§ Problem
Set each entry down verbatim, omitting images.

§ Data shown
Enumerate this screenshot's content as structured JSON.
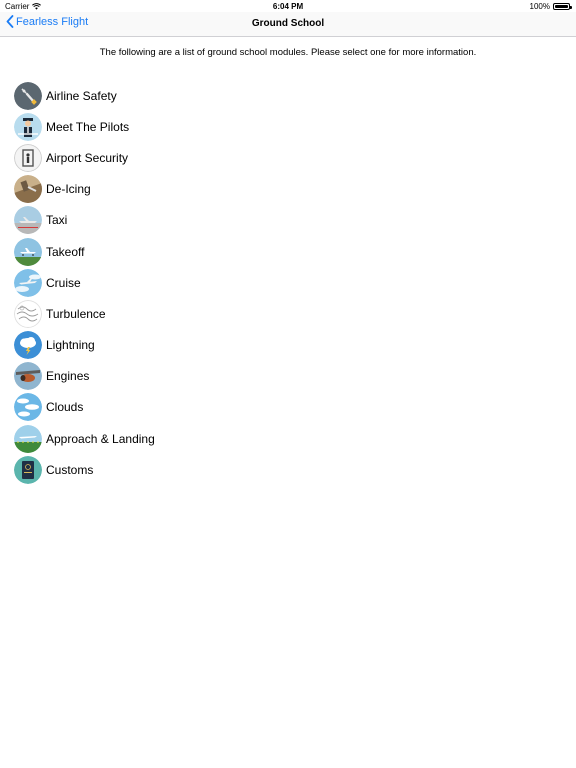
{
  "status_bar": {
    "carrier": "Carrier",
    "time": "6:04 PM",
    "battery": "100%"
  },
  "nav": {
    "back_label": "Fearless Flight",
    "title": "Ground School"
  },
  "intro_text": "The following are a list of ground school modules. Please select one for more information.",
  "colors": {
    "accent": "#1a7cf5"
  },
  "modules": [
    {
      "label": "Airline Safety",
      "icon": "airline-safety-icon"
    },
    {
      "label": "Meet The Pilots",
      "icon": "pilot-icon"
    },
    {
      "label": "Airport Security",
      "icon": "security-gate-icon"
    },
    {
      "label": "De-Icing",
      "icon": "de-icing-icon"
    },
    {
      "label": "Taxi",
      "icon": "taxi-icon"
    },
    {
      "label": "Takeoff",
      "icon": "takeoff-icon"
    },
    {
      "label": "Cruise",
      "icon": "cruise-icon"
    },
    {
      "label": "Turbulence",
      "icon": "turbulence-icon"
    },
    {
      "label": "Lightning",
      "icon": "lightning-icon"
    },
    {
      "label": "Engines",
      "icon": "engine-icon"
    },
    {
      "label": "Clouds",
      "icon": "clouds-icon"
    },
    {
      "label": "Approach & Landing",
      "icon": "landing-icon"
    },
    {
      "label": "Customs",
      "icon": "passport-icon"
    }
  ]
}
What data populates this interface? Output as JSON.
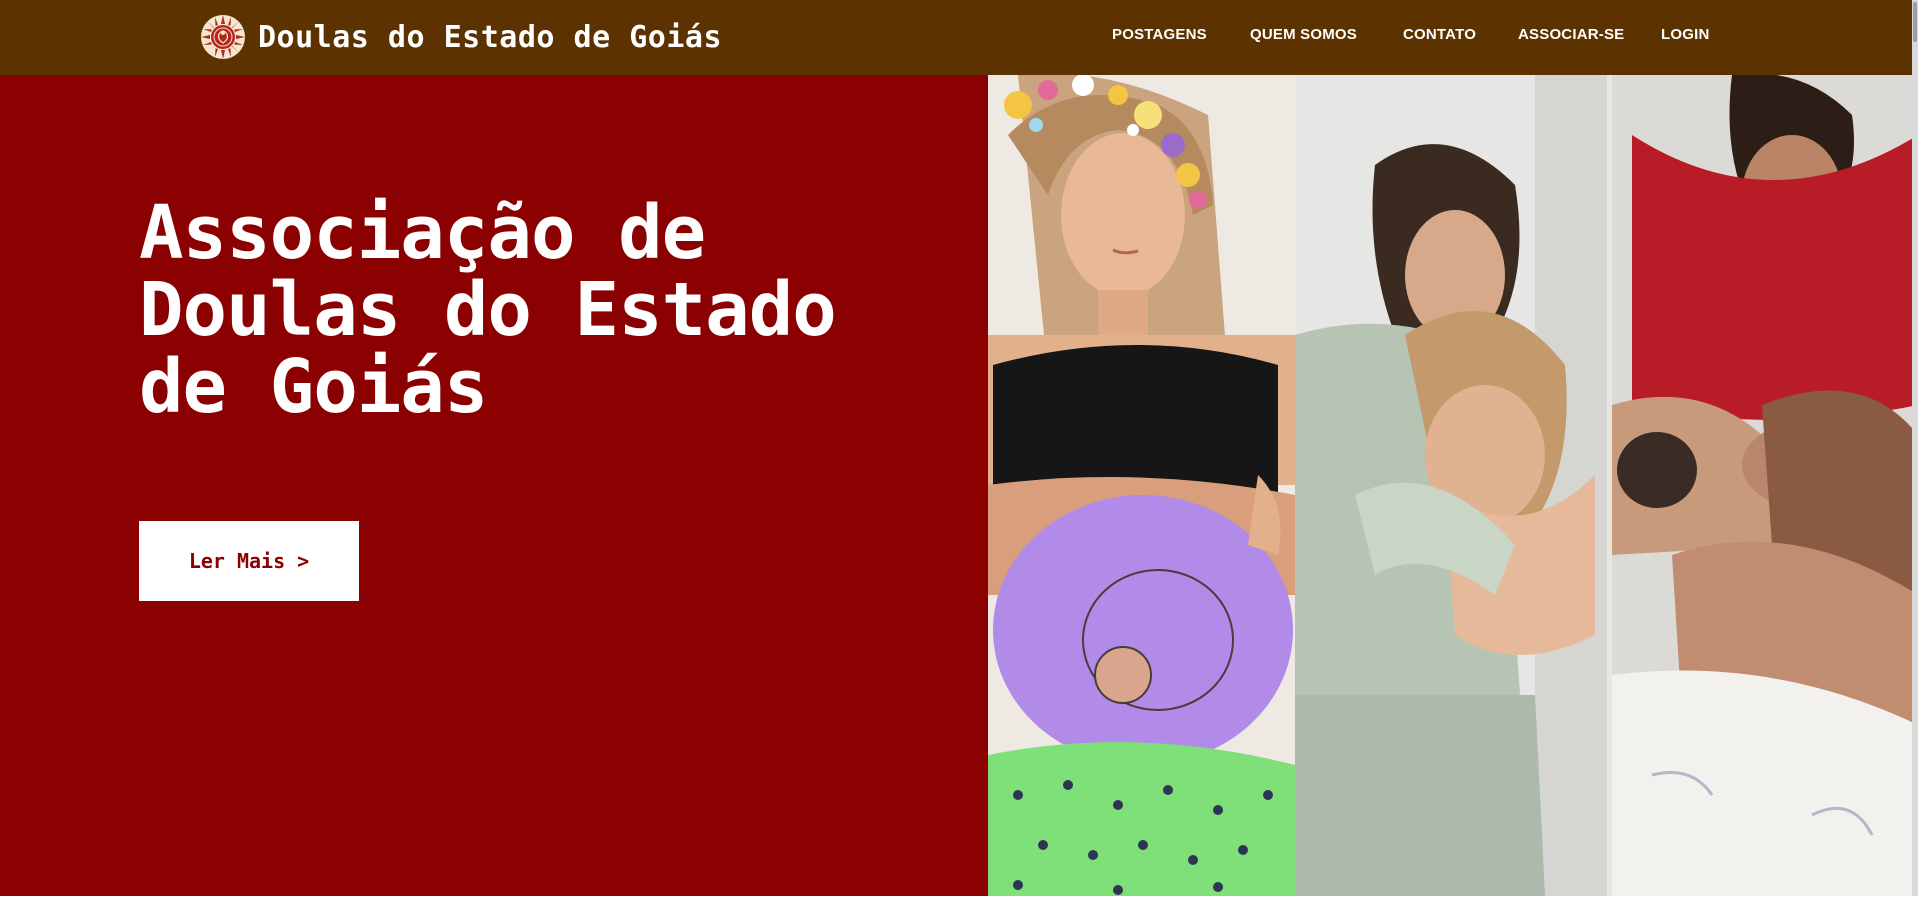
{
  "header": {
    "site_title": "Doulas do Estado de Goiás",
    "logo_icon": "sunflower-emblem-icon",
    "nav": [
      {
        "label": "POSTAGENS"
      },
      {
        "label": "QUEM SOMOS"
      },
      {
        "label": "CONTATO"
      },
      {
        "label": "ASSOCIAR-SE"
      },
      {
        "label": "LOGIN"
      }
    ]
  },
  "hero": {
    "title": "Associação de Doulas do Estado de Goiás",
    "button_label": "Ler Mais",
    "button_icon": "chevron-right-icon",
    "button_glyph": ">"
  },
  "photos": [
    {
      "icon": "pregnant-woman-belly-painting-photo"
    },
    {
      "icon": "doula-embracing-woman-photo"
    },
    {
      "icon": "mother-with-newborn-photo"
    }
  ],
  "colors": {
    "header_bg": "#5c3300",
    "hero_bg": "#8b0000",
    "text_light": "#ffffff"
  }
}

§ Written solution
Enumerate this screenshot's content as structured JSON.
{
  "status_bar": {
    "carrier": "Carrier",
    "time": "6:04 PM",
    "battery": "100%"
  },
  "nav": {
    "back_label": "Fearless Flight",
    "title": "Ground School"
  },
  "intro_text": "The following are a list of ground school modules. Please select one for more information.",
  "colors": {
    "accent": "#1a7cf5"
  },
  "modules": [
    {
      "label": "Airline Safety",
      "icon": "airline-safety-icon"
    },
    {
      "label": "Meet The Pilots",
      "icon": "pilot-icon"
    },
    {
      "label": "Airport Security",
      "icon": "security-gate-icon"
    },
    {
      "label": "De-Icing",
      "icon": "de-icing-icon"
    },
    {
      "label": "Taxi",
      "icon": "taxi-icon"
    },
    {
      "label": "Takeoff",
      "icon": "takeoff-icon"
    },
    {
      "label": "Cruise",
      "icon": "cruise-icon"
    },
    {
      "label": "Turbulence",
      "icon": "turbulence-icon"
    },
    {
      "label": "Lightning",
      "icon": "lightning-icon"
    },
    {
      "label": "Engines",
      "icon": "engine-icon"
    },
    {
      "label": "Clouds",
      "icon": "clouds-icon"
    },
    {
      "label": "Approach & Landing",
      "icon": "landing-icon"
    },
    {
      "label": "Customs",
      "icon": "passport-icon"
    }
  ]
}
What data populates this interface? Output as JSON.
{
  "header": {
    "site_title": "Doulas do Estado de Goiás",
    "logo_icon": "sunflower-emblem-icon",
    "nav": [
      {
        "label": "POSTAGENS"
      },
      {
        "label": "QUEM SOMOS"
      },
      {
        "label": "CONTATO"
      },
      {
        "label": "ASSOCIAR-SE"
      },
      {
        "label": "LOGIN"
      }
    ]
  },
  "hero": {
    "title": "Associação de Doulas do Estado de Goiás",
    "button_label": "Ler Mais",
    "button_icon": "chevron-right-icon",
    "button_glyph": ">"
  },
  "photos": [
    {
      "icon": "pregnant-woman-belly-painting-photo"
    },
    {
      "icon": "doula-embracing-woman-photo"
    },
    {
      "icon": "mother-with-newborn-photo"
    }
  ],
  "colors": {
    "header_bg": "#5c3300",
    "hero_bg": "#8b0000",
    "text_light": "#ffffff"
  }
}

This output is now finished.